The records below must be transcribed exactly. Do not include the pictures.
========================
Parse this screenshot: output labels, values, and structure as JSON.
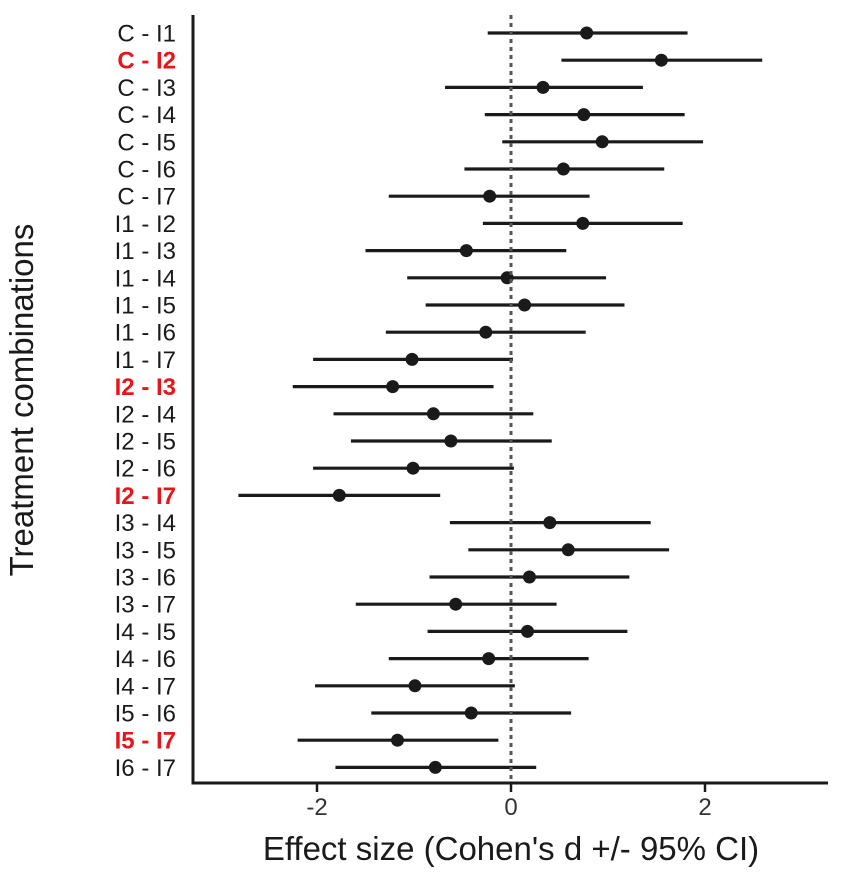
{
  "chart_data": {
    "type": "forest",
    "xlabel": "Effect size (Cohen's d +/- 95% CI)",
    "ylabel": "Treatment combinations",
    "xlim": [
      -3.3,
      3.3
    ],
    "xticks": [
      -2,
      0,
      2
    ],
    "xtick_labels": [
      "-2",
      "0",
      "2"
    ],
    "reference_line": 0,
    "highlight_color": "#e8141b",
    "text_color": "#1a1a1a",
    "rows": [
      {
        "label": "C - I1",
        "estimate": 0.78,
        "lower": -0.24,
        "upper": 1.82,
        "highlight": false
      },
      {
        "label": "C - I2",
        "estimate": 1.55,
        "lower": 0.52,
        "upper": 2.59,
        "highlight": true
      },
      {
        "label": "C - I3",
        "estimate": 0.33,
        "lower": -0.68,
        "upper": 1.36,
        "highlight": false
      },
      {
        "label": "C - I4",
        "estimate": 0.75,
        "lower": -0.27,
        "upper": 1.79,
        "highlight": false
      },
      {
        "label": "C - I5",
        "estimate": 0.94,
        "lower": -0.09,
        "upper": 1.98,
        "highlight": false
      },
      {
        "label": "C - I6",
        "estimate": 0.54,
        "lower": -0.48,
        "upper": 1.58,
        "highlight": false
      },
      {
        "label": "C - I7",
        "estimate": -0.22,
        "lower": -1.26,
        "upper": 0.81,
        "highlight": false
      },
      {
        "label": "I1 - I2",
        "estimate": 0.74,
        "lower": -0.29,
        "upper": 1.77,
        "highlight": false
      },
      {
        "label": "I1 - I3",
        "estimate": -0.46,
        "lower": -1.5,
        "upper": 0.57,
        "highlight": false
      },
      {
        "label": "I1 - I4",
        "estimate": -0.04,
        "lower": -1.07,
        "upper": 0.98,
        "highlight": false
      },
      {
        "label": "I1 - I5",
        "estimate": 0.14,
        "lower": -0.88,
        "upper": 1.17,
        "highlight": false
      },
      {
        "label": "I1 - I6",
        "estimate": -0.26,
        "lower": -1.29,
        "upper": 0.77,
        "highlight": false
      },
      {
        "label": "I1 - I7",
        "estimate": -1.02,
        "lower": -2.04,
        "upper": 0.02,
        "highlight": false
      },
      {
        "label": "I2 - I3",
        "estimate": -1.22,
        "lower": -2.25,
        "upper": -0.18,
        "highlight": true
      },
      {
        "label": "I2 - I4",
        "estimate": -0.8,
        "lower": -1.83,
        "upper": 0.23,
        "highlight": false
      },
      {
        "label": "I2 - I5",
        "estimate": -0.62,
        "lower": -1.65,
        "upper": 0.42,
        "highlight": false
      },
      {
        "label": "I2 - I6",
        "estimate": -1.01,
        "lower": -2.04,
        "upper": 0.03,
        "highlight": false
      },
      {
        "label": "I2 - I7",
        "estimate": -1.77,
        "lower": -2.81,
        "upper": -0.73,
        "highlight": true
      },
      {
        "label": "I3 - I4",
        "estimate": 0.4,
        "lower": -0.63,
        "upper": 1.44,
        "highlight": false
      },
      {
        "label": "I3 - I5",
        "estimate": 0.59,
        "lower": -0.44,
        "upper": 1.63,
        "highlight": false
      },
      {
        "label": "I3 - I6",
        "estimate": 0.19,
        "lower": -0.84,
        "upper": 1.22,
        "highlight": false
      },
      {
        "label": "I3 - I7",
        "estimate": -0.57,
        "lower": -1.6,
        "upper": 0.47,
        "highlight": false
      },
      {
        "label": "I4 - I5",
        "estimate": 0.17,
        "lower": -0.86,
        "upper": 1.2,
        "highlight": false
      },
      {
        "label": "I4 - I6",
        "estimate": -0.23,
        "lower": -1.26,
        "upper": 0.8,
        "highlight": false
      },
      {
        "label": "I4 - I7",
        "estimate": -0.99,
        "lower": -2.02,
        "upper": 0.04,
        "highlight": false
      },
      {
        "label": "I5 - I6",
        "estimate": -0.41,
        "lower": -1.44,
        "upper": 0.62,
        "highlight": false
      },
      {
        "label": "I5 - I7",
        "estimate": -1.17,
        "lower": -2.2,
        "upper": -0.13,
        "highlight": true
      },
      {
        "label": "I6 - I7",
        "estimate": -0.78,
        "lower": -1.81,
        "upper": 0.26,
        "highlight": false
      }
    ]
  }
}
========================
Exercise answer:
Parse this screenshot: output labels, values, and structure as JSON.
{
  "chart_data": {
    "type": "forest",
    "xlabel": "Effect size (Cohen's d +/- 95% CI)",
    "ylabel": "Treatment combinations",
    "xlim": [
      -3.3,
      3.3
    ],
    "xticks": [
      -2,
      0,
      2
    ],
    "xtick_labels": [
      "-2",
      "0",
      "2"
    ],
    "reference_line": 0,
    "highlight_color": "#e8141b",
    "text_color": "#1a1a1a",
    "rows": [
      {
        "label": "C - I1",
        "estimate": 0.78,
        "lower": -0.24,
        "upper": 1.82,
        "highlight": false
      },
      {
        "label": "C - I2",
        "estimate": 1.55,
        "lower": 0.52,
        "upper": 2.59,
        "highlight": true
      },
      {
        "label": "C - I3",
        "estimate": 0.33,
        "lower": -0.68,
        "upper": 1.36,
        "highlight": false
      },
      {
        "label": "C - I4",
        "estimate": 0.75,
        "lower": -0.27,
        "upper": 1.79,
        "highlight": false
      },
      {
        "label": "C - I5",
        "estimate": 0.94,
        "lower": -0.09,
        "upper": 1.98,
        "highlight": false
      },
      {
        "label": "C - I6",
        "estimate": 0.54,
        "lower": -0.48,
        "upper": 1.58,
        "highlight": false
      },
      {
        "label": "C - I7",
        "estimate": -0.22,
        "lower": -1.26,
        "upper": 0.81,
        "highlight": false
      },
      {
        "label": "I1 - I2",
        "estimate": 0.74,
        "lower": -0.29,
        "upper": 1.77,
        "highlight": false
      },
      {
        "label": "I1 - I3",
        "estimate": -0.46,
        "lower": -1.5,
        "upper": 0.57,
        "highlight": false
      },
      {
        "label": "I1 - I4",
        "estimate": -0.04,
        "lower": -1.07,
        "upper": 0.98,
        "highlight": false
      },
      {
        "label": "I1 - I5",
        "estimate": 0.14,
        "lower": -0.88,
        "upper": 1.17,
        "highlight": false
      },
      {
        "label": "I1 - I6",
        "estimate": -0.26,
        "lower": -1.29,
        "upper": 0.77,
        "highlight": false
      },
      {
        "label": "I1 - I7",
        "estimate": -1.02,
        "lower": -2.04,
        "upper": 0.02,
        "highlight": false
      },
      {
        "label": "I2 - I3",
        "estimate": -1.22,
        "lower": -2.25,
        "upper": -0.18,
        "highlight": true
      },
      {
        "label": "I2 - I4",
        "estimate": -0.8,
        "lower": -1.83,
        "upper": 0.23,
        "highlight": false
      },
      {
        "label": "I2 - I5",
        "estimate": -0.62,
        "lower": -1.65,
        "upper": 0.42,
        "highlight": false
      },
      {
        "label": "I2 - I6",
        "estimate": -1.01,
        "lower": -2.04,
        "upper": 0.03,
        "highlight": false
      },
      {
        "label": "I2 - I7",
        "estimate": -1.77,
        "lower": -2.81,
        "upper": -0.73,
        "highlight": true
      },
      {
        "label": "I3 - I4",
        "estimate": 0.4,
        "lower": -0.63,
        "upper": 1.44,
        "highlight": false
      },
      {
        "label": "I3 - I5",
        "estimate": 0.59,
        "lower": -0.44,
        "upper": 1.63,
        "highlight": false
      },
      {
        "label": "I3 - I6",
        "estimate": 0.19,
        "lower": -0.84,
        "upper": 1.22,
        "highlight": false
      },
      {
        "label": "I3 - I7",
        "estimate": -0.57,
        "lower": -1.6,
        "upper": 0.47,
        "highlight": false
      },
      {
        "label": "I4 - I5",
        "estimate": 0.17,
        "lower": -0.86,
        "upper": 1.2,
        "highlight": false
      },
      {
        "label": "I4 - I6",
        "estimate": -0.23,
        "lower": -1.26,
        "upper": 0.8,
        "highlight": false
      },
      {
        "label": "I4 - I7",
        "estimate": -0.99,
        "lower": -2.02,
        "upper": 0.04,
        "highlight": false
      },
      {
        "label": "I5 - I6",
        "estimate": -0.41,
        "lower": -1.44,
        "upper": 0.62,
        "highlight": false
      },
      {
        "label": "I5 - I7",
        "estimate": -1.17,
        "lower": -2.2,
        "upper": -0.13,
        "highlight": true
      },
      {
        "label": "I6 - I7",
        "estimate": -0.78,
        "lower": -1.81,
        "upper": 0.26,
        "highlight": false
      }
    ]
  }
}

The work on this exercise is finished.